▶ **Exercise**
How many lines of the data include the string "JSON"? State the number and nothing else.

▶ **Data shown**
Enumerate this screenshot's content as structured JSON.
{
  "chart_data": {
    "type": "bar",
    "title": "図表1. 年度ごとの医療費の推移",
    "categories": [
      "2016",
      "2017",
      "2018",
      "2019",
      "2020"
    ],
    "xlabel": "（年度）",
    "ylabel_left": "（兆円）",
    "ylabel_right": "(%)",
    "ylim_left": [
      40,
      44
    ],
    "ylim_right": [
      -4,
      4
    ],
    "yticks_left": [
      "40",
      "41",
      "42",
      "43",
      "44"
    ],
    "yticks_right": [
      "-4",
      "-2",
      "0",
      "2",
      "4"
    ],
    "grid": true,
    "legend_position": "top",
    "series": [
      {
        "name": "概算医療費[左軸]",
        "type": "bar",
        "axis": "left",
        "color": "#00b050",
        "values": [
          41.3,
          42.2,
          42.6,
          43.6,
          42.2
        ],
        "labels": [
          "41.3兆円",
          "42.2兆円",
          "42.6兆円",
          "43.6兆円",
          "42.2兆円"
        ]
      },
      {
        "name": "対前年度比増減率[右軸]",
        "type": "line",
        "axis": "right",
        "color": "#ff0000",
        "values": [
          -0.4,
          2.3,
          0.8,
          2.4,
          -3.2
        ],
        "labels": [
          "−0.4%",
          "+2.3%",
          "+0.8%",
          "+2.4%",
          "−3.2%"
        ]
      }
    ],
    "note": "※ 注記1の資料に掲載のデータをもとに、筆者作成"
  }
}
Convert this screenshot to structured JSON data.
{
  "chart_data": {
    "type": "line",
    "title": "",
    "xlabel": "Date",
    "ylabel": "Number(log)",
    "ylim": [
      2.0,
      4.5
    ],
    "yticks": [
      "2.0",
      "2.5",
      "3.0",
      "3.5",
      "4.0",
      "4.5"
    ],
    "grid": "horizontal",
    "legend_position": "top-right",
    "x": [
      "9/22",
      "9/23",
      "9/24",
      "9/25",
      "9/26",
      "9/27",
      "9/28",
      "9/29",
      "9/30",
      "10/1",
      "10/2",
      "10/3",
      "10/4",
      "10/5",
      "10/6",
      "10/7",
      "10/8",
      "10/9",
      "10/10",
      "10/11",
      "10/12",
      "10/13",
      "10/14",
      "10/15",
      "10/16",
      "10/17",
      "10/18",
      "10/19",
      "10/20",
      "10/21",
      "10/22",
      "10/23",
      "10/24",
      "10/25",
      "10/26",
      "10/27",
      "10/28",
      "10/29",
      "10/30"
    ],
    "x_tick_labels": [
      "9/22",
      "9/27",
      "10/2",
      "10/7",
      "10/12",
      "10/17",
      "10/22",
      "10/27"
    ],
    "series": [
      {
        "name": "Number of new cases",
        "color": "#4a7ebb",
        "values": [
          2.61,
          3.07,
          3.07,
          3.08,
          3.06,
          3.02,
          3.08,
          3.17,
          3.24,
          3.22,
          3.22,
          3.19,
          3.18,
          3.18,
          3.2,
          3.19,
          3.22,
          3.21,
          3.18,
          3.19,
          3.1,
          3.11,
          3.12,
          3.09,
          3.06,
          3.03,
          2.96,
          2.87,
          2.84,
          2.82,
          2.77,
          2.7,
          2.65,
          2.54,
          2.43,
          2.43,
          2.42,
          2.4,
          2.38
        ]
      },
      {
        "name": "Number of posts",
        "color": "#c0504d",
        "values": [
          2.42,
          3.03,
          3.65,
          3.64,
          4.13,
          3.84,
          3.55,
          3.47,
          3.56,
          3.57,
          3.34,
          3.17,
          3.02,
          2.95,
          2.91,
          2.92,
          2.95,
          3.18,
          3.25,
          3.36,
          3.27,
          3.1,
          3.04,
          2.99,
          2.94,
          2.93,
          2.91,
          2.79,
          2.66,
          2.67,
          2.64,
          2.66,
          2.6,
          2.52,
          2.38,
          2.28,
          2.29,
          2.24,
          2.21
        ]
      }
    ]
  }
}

▶ **Task output**
2